EXERCISE INSTRUCTIONS: Without the images, write out all of the following entries exactly.

Dataset records on visual material:
+ + + + + + +
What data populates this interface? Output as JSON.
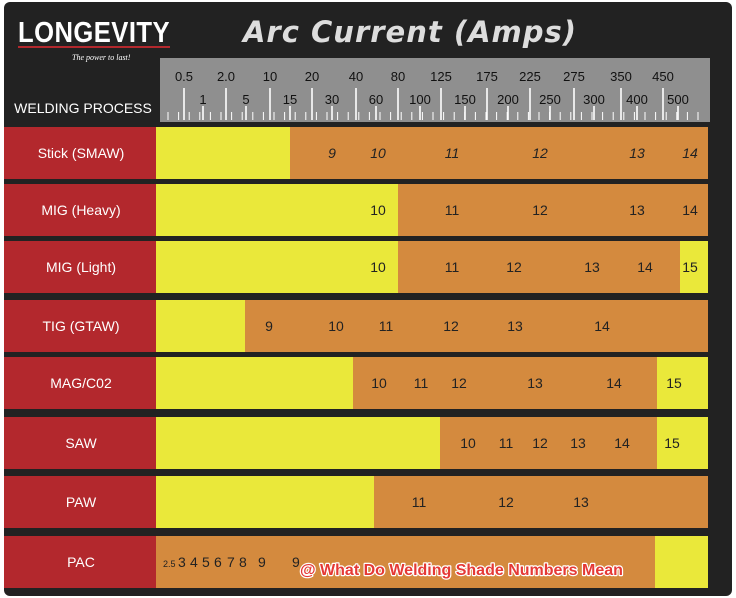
{
  "header": {
    "logo_text": "LONGEVITY",
    "logo_tagline": "The power to last!",
    "title": "Arc Current (Amps)",
    "process_header": "WELDING PROCESS"
  },
  "watermark": "@ What Do Welding Shade Numbers Mean",
  "colors": {
    "background": "#222222",
    "process_label": "#b3282d",
    "no_filter": "#eae83a",
    "shade": "#d48a3e",
    "scale_bar": "#8f8f8f"
  },
  "chart_data": {
    "type": "table",
    "title": "Arc Current (Amps)",
    "row_header": "WELDING PROCESS",
    "scale_ticks_upper": [
      "0.5",
      "2.0",
      "10",
      "20",
      "40",
      "80",
      "125",
      "175",
      "225",
      "275",
      "350",
      "450"
    ],
    "scale_ticks_lower": [
      "1",
      "5",
      "15",
      "30",
      "60",
      "100",
      "150",
      "200",
      "250",
      "300",
      "400",
      "500"
    ],
    "rows": [
      {
        "process": "Stick (SMAW)",
        "no_filter_until": "15",
        "shades": [
          "9",
          "10",
          "11",
          "12",
          "13",
          "14"
        ]
      },
      {
        "process": "MIG (Heavy)",
        "no_filter_until": "80",
        "shades": [
          "10",
          "11",
          "12",
          "13",
          "14"
        ]
      },
      {
        "process": "MIG (Light)",
        "no_filter_until": "80",
        "shades": [
          "10",
          "11",
          "12",
          "13",
          "14",
          "15"
        ]
      },
      {
        "process": "TIG (GTAW)",
        "no_filter_until": "5",
        "shades": [
          "9",
          "10",
          "11",
          "12",
          "13",
          "14"
        ]
      },
      {
        "process": "MAG/C02",
        "no_filter_until": "60",
        "shades": [
          "10",
          "11",
          "12",
          "13",
          "14",
          "15"
        ]
      },
      {
        "process": "SAW",
        "no_filter_until": "125",
        "shades": [
          "10",
          "11",
          "12",
          "13",
          "14",
          "15"
        ]
      },
      {
        "process": "PAW",
        "no_filter_until": "60",
        "shades": [
          "11",
          "12",
          "13"
        ]
      },
      {
        "process": "PAC",
        "no_filter_until": "",
        "shades": [
          "2.5",
          "3",
          "4",
          "5",
          "6",
          "7",
          "8",
          "9",
          "9"
        ]
      }
    ]
  }
}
+ + + + + + +
RESULT FOR THIS EXERCISE:
What data populates this interface? Output as JSON.
{
  "header": {
    "logo_text": "LONGEVITY",
    "logo_tagline": "The power to last!",
    "title": "Arc Current (Amps)",
    "process_header": "WELDING PROCESS"
  },
  "watermark": "@ What Do Welding Shade Numbers Mean",
  "colors": {
    "background": "#222222",
    "process_label": "#b3282d",
    "no_filter": "#eae83a",
    "shade": "#d48a3e",
    "scale_bar": "#8f8f8f"
  },
  "chart_data": {
    "type": "table",
    "title": "Arc Current (Amps)",
    "row_header": "WELDING PROCESS",
    "scale_ticks_upper": [
      "0.5",
      "2.0",
      "10",
      "20",
      "40",
      "80",
      "125",
      "175",
      "225",
      "275",
      "350",
      "450"
    ],
    "scale_ticks_lower": [
      "1",
      "5",
      "15",
      "30",
      "60",
      "100",
      "150",
      "200",
      "250",
      "300",
      "400",
      "500"
    ],
    "rows": [
      {
        "process": "Stick (SMAW)",
        "no_filter_until": "15",
        "shades": [
          "9",
          "10",
          "11",
          "12",
          "13",
          "14"
        ]
      },
      {
        "process": "MIG (Heavy)",
        "no_filter_until": "80",
        "shades": [
          "10",
          "11",
          "12",
          "13",
          "14"
        ]
      },
      {
        "process": "MIG (Light)",
        "no_filter_until": "80",
        "shades": [
          "10",
          "11",
          "12",
          "13",
          "14",
          "15"
        ]
      },
      {
        "process": "TIG (GTAW)",
        "no_filter_until": "5",
        "shades": [
          "9",
          "10",
          "11",
          "12",
          "13",
          "14"
        ]
      },
      {
        "process": "MAG/C02",
        "no_filter_until": "60",
        "shades": [
          "10",
          "11",
          "12",
          "13",
          "14",
          "15"
        ]
      },
      {
        "process": "SAW",
        "no_filter_until": "125",
        "shades": [
          "10",
          "11",
          "12",
          "13",
          "14",
          "15"
        ]
      },
      {
        "process": "PAW",
        "no_filter_until": "60",
        "shades": [
          "11",
          "12",
          "13"
        ]
      },
      {
        "process": "PAC",
        "no_filter_until": "",
        "shades": [
          "2.5",
          "3",
          "4",
          "5",
          "6",
          "7",
          "8",
          "9",
          "9"
        ]
      }
    ]
  }
}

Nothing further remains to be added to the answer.